Records from a dataset
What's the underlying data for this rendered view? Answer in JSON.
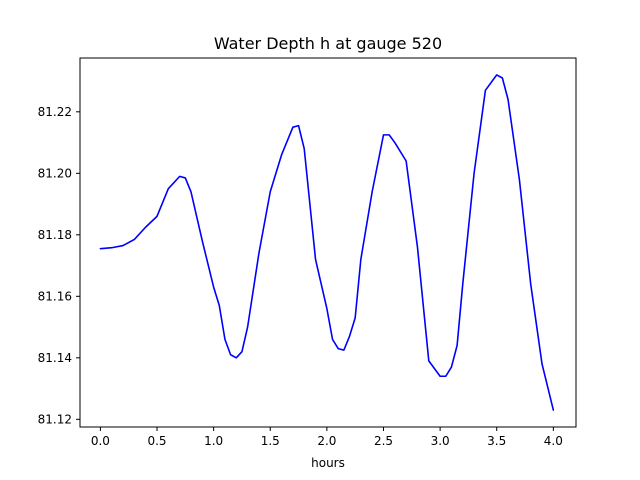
{
  "chart_data": {
    "type": "line",
    "title": "Water Depth h at gauge 520",
    "xlabel": "hours",
    "ylabel": "",
    "xlim": [
      -0.18,
      4.2
    ],
    "ylim": [
      81.1175,
      81.2375
    ],
    "xticks": [
      0.0,
      0.5,
      1.0,
      1.5,
      2.0,
      2.5,
      3.0,
      3.5,
      4.0
    ],
    "xtick_labels": [
      "0.0",
      "0.5",
      "1.0",
      "1.5",
      "2.0",
      "2.5",
      "3.0",
      "3.5",
      "4.0"
    ],
    "yticks": [
      81.12,
      81.14,
      81.16,
      81.18,
      81.2,
      81.22
    ],
    "ytick_labels": [
      "81.12",
      "81.14",
      "81.16",
      "81.18",
      "81.20",
      "81.22"
    ],
    "grid": false,
    "legend": "none",
    "series": [
      {
        "color": "#0000ff",
        "x": [
          0.0,
          0.1,
          0.2,
          0.3,
          0.4,
          0.5,
          0.6,
          0.7,
          0.75,
          0.8,
          0.9,
          1.0,
          1.05,
          1.1,
          1.15,
          1.2,
          1.25,
          1.3,
          1.4,
          1.5,
          1.6,
          1.7,
          1.75,
          1.8,
          1.9,
          2.0,
          2.05,
          2.1,
          2.15,
          2.2,
          2.25,
          2.3,
          2.4,
          2.5,
          2.55,
          2.6,
          2.7,
          2.8,
          2.9,
          3.0,
          3.05,
          3.1,
          3.15,
          3.2,
          3.3,
          3.4,
          3.5,
          3.55,
          3.6,
          3.7,
          3.8,
          3.9,
          4.0
        ],
        "y": [
          81.1755,
          81.1758,
          81.1765,
          81.1785,
          81.1825,
          81.186,
          81.195,
          81.199,
          81.1985,
          81.194,
          81.178,
          81.163,
          81.157,
          81.146,
          81.141,
          81.14,
          81.142,
          81.15,
          81.174,
          81.194,
          81.206,
          81.215,
          81.2155,
          81.208,
          81.172,
          81.156,
          81.146,
          81.143,
          81.1425,
          81.147,
          81.153,
          81.172,
          81.194,
          81.2125,
          81.2125,
          81.21,
          81.204,
          81.176,
          81.139,
          81.134,
          81.134,
          81.137,
          81.144,
          81.164,
          81.2,
          81.227,
          81.232,
          81.231,
          81.224,
          81.198,
          81.164,
          81.138,
          81.123
        ]
      }
    ]
  }
}
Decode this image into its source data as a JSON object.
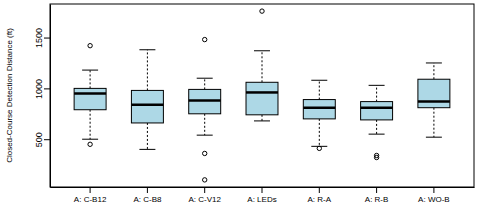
{
  "chart_data": {
    "type": "box",
    "y_label": "Closed-Course Detection Distance (ft)",
    "categories": [
      "A: C-B12",
      "A: C-B8",
      "A: C-V12",
      "A: LEDs",
      "A: R-A",
      "A: R-B",
      "A: WO-B"
    ],
    "boxes": [
      {
        "min": 500,
        "q1": 790,
        "median": 950,
        "q3": 1000,
        "max": 1180,
        "outliers": [
          1420,
          450
        ]
      },
      {
        "min": 400,
        "q1": 660,
        "median": 840,
        "q3": 980,
        "max": 1380,
        "outliers": []
      },
      {
        "min": 540,
        "q1": 750,
        "median": 880,
        "q3": 990,
        "max": 1100,
        "outliers": [
          1480,
          360,
          100
        ]
      },
      {
        "min": 680,
        "q1": 740,
        "median": 960,
        "q3": 1060,
        "max": 1370,
        "outliers": [
          1760
        ]
      },
      {
        "min": 430,
        "q1": 700,
        "median": 810,
        "q3": 890,
        "max": 1080,
        "outliers": [
          410
        ]
      },
      {
        "min": 550,
        "q1": 690,
        "median": 810,
        "q3": 870,
        "max": 1030,
        "outliers": [
          340,
          320
        ]
      },
      {
        "min": 520,
        "q1": 810,
        "median": 870,
        "q3": 1090,
        "max": 1250,
        "outliers": []
      }
    ],
    "color": "#add8e6",
    "ylim": [
      30,
      1830
    ],
    "yticks": [
      500,
      1000,
      1500
    ]
  }
}
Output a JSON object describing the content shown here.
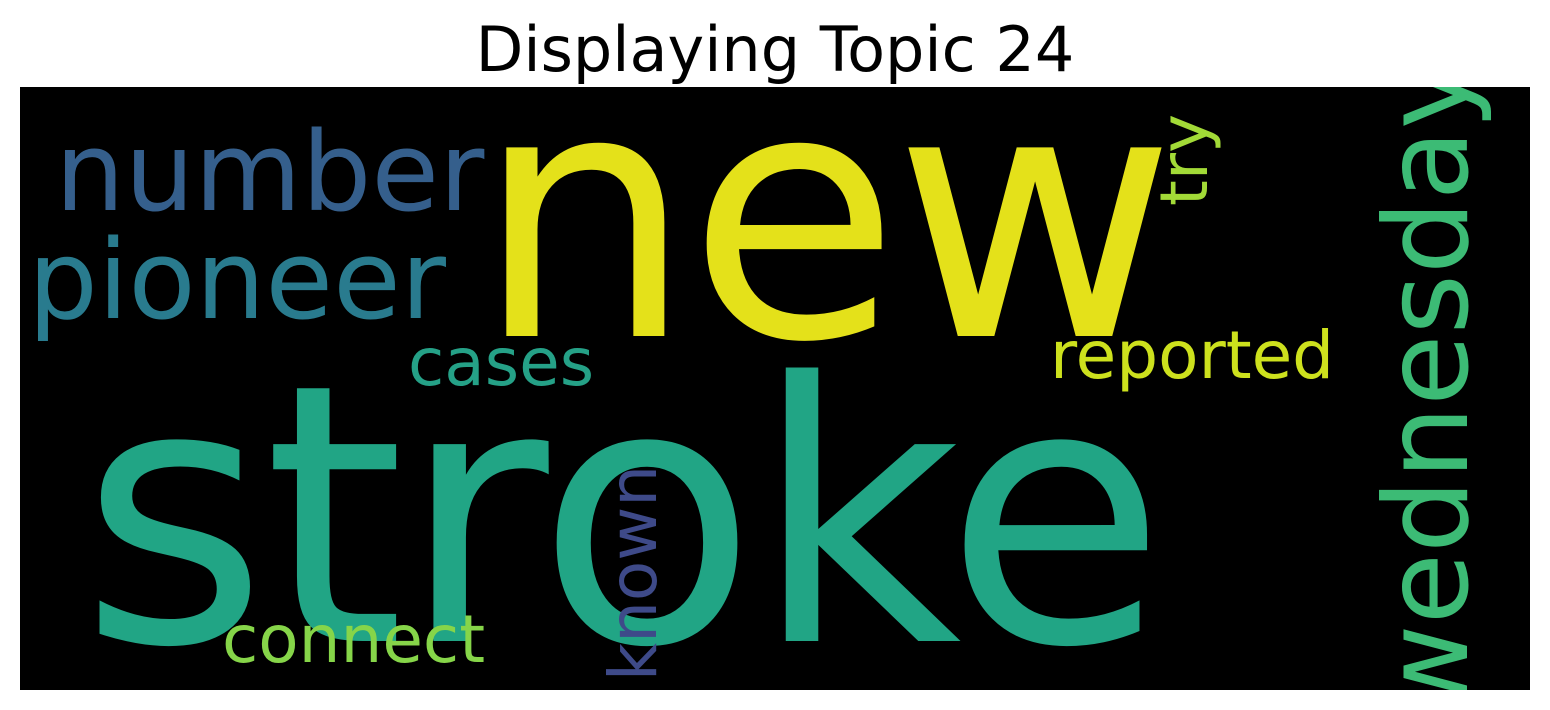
{
  "figure": {
    "title": "Displaying Topic 24"
  },
  "wordcloud": {
    "background_color": "#000000",
    "words": {
      "stroke": {
        "text": "stroke",
        "color": "#21a585",
        "orientation": "horizontal"
      },
      "new": {
        "text": "new",
        "color": "#e4e11a",
        "orientation": "horizontal"
      },
      "number": {
        "text": "number",
        "color": "#355f8c",
        "orientation": "horizontal"
      },
      "pioneer": {
        "text": "pioneer",
        "color": "#297b8e",
        "orientation": "horizontal"
      },
      "wednesday": {
        "text": "wednesday",
        "color": "#3cbb75",
        "orientation": "vertical"
      },
      "cases": {
        "text": "cases",
        "color": "#25a187",
        "orientation": "horizontal"
      },
      "reported": {
        "text": "reported",
        "color": "#cde11d",
        "orientation": "horizontal"
      },
      "try": {
        "text": "try",
        "color": "#a2da37",
        "orientation": "vertical"
      },
      "known": {
        "text": "known",
        "color": "#3e4a89",
        "orientation": "vertical"
      },
      "connect": {
        "text": "connect",
        "color": "#86d549",
        "orientation": "horizontal"
      }
    }
  }
}
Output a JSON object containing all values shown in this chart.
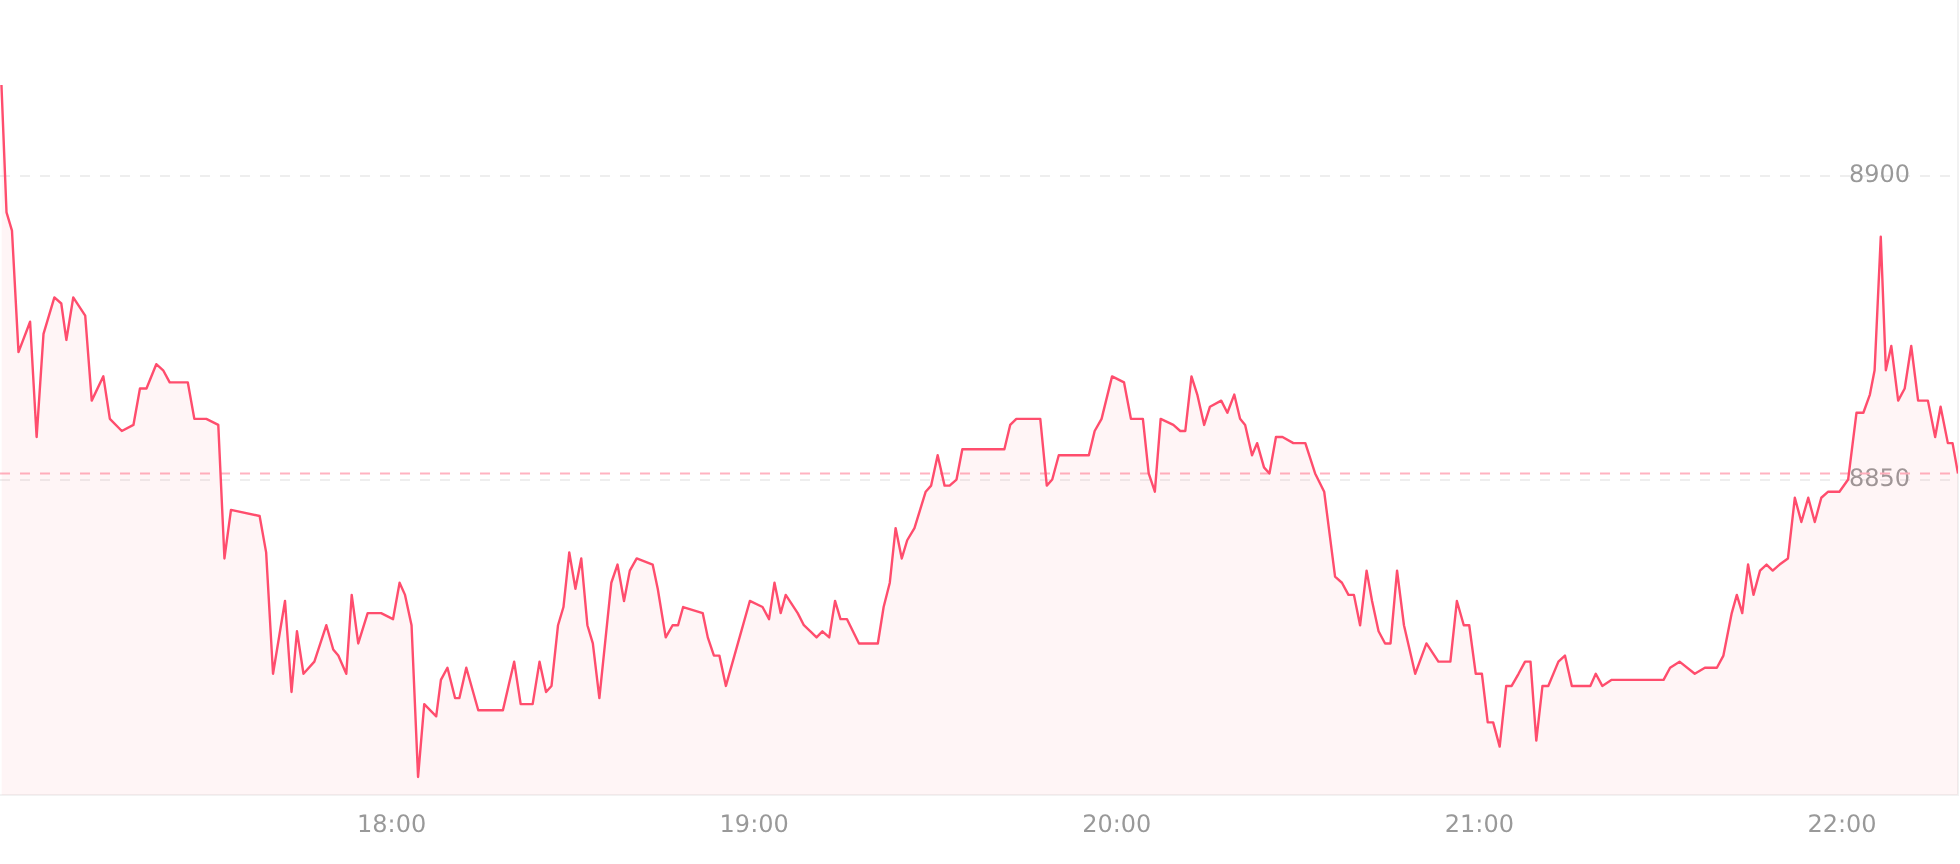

| PROBLEM DESCRIPTION |
In your copy of the records, include no pictures; repeat everything else exactly.

| RESPONSE TO THIS TASK |
What's the underlying data for this rendered view? Answer in JSON.
{
  "chart_data": {
    "type": "line",
    "title": "Water Depth h at gauge 520",
    "xlabel": "hours",
    "ylabel": "",
    "xlim": [
      -0.18,
      4.2
    ],
    "ylim": [
      81.1175,
      81.2375
    ],
    "xticks": [
      0.0,
      0.5,
      1.0,
      1.5,
      2.0,
      2.5,
      3.0,
      3.5,
      4.0
    ],
    "xtick_labels": [
      "0.0",
      "0.5",
      "1.0",
      "1.5",
      "2.0",
      "2.5",
      "3.0",
      "3.5",
      "4.0"
    ],
    "yticks": [
      81.12,
      81.14,
      81.16,
      81.18,
      81.2,
      81.22
    ],
    "ytick_labels": [
      "81.12",
      "81.14",
      "81.16",
      "81.18",
      "81.20",
      "81.22"
    ],
    "grid": false,
    "legend": "none",
    "series": [
      {
        "color": "#0000ff",
        "x": [
          0.0,
          0.1,
          0.2,
          0.3,
          0.4,
          0.5,
          0.6,
          0.7,
          0.75,
          0.8,
          0.9,
          1.0,
          1.05,
          1.1,
          1.15,
          1.2,
          1.25,
          1.3,
          1.4,
          1.5,
          1.6,
          1.7,
          1.75,
          1.8,
          1.9,
          2.0,
          2.05,
          2.1,
          2.15,
          2.2,
          2.25,
          2.3,
          2.4,
          2.5,
          2.55,
          2.6,
          2.7,
          2.8,
          2.9,
          3.0,
          3.05,
          3.1,
          3.15,
          3.2,
          3.3,
          3.4,
          3.5,
          3.55,
          3.6,
          3.7,
          3.8,
          3.9,
          4.0
        ],
        "y": [
          81.1755,
          81.1758,
          81.1765,
          81.1785,
          81.1825,
          81.186,
          81.195,
          81.199,
          81.1985,
          81.194,
          81.178,
          81.163,
          81.157,
          81.146,
          81.141,
          81.14,
          81.142,
          81.15,
          81.174,
          81.194,
          81.206,
          81.215,
          81.2155,
          81.208,
          81.172,
          81.156,
          81.146,
          81.143,
          81.1425,
          81.147,
          81.153,
          81.172,
          81.194,
          81.2125,
          81.2125,
          81.21,
          81.204,
          81.176,
          81.139,
          81.134,
          81.134,
          81.137,
          81.144,
          81.164,
          81.2,
          81.227,
          81.232,
          81.231,
          81.224,
          81.198,
          81.164,
          81.138,
          81.123
        ]
      }
    ]
  }
}
Decode this image into its source data as a JSON object.
{
  "chart_data": {
    "type": "box",
    "y_label": "Closed-Course Detection Distance (ft)",
    "categories": [
      "A: C-B12",
      "A: C-B8",
      "A: C-V12",
      "A: LEDs",
      "A: R-A",
      "A: R-B",
      "A: WO-B"
    ],
    "boxes": [
      {
        "min": 500,
        "q1": 790,
        "median": 950,
        "q3": 1000,
        "max": 1180,
        "outliers": [
          1420,
          450
        ]
      },
      {
        "min": 400,
        "q1": 660,
        "median": 840,
        "q3": 980,
        "max": 1380,
        "outliers": []
      },
      {
        "min": 540,
        "q1": 750,
        "median": 880,
        "q3": 990,
        "max": 1100,
        "outliers": [
          1480,
          360,
          100
        ]
      },
      {
        "min": 680,
        "q1": 740,
        "median": 960,
        "q3": 1060,
        "max": 1370,
        "outliers": [
          1760
        ]
      },
      {
        "min": 430,
        "q1": 700,
        "median": 810,
        "q3": 890,
        "max": 1080,
        "outliers": [
          410
        ]
      },
      {
        "min": 550,
        "q1": 690,
        "median": 810,
        "q3": 870,
        "max": 1030,
        "outliers": [
          340,
          320
        ]
      },
      {
        "min": 520,
        "q1": 810,
        "median": 870,
        "q3": 1090,
        "max": 1250,
        "outliers": []
      }
    ],
    "color": "#add8e6",
    "ylim": [
      30,
      1830
    ],
    "yticks": [
      500,
      1000,
      1500
    ]
  }
}
Output a JSON object describing the content shown here.
{
  "figure": {
    "title": "Displaying Topic 24"
  },
  "wordcloud": {
    "background_color": "#000000",
    "words": {
      "stroke": {
        "text": "stroke",
        "color": "#21a585",
        "orientation": "horizontal"
      },
      "new": {
        "text": "new",
        "color": "#e4e11a",
        "orientation": "horizontal"
      },
      "number": {
        "text": "number",
        "color": "#355f8c",
        "orientation": "horizontal"
      },
      "pioneer": {
        "text": "pioneer",
        "color": "#297b8e",
        "orientation": "horizontal"
      },
      "wednesday": {
        "text": "wednesday",
        "color": "#3cbb75",
        "orientation": "vertical"
      },
      "cases": {
        "text": "cases",
        "color": "#25a187",
        "orientation": "horizontal"
      },
      "reported": {
        "text": "reported",
        "color": "#cde11d",
        "orientation": "horizontal"
      },
      "try": {
        "text": "try",
        "color": "#a2da37",
        "orientation": "vertical"
      },
      "known": {
        "text": "known",
        "color": "#3e4a89",
        "orientation": "vertical"
      },
      "connect": {
        "text": "connect",
        "color": "#86d549",
        "orientation": "horizontal"
      }
    }
  }
}
Output a JSON object containing all values shown in this chart.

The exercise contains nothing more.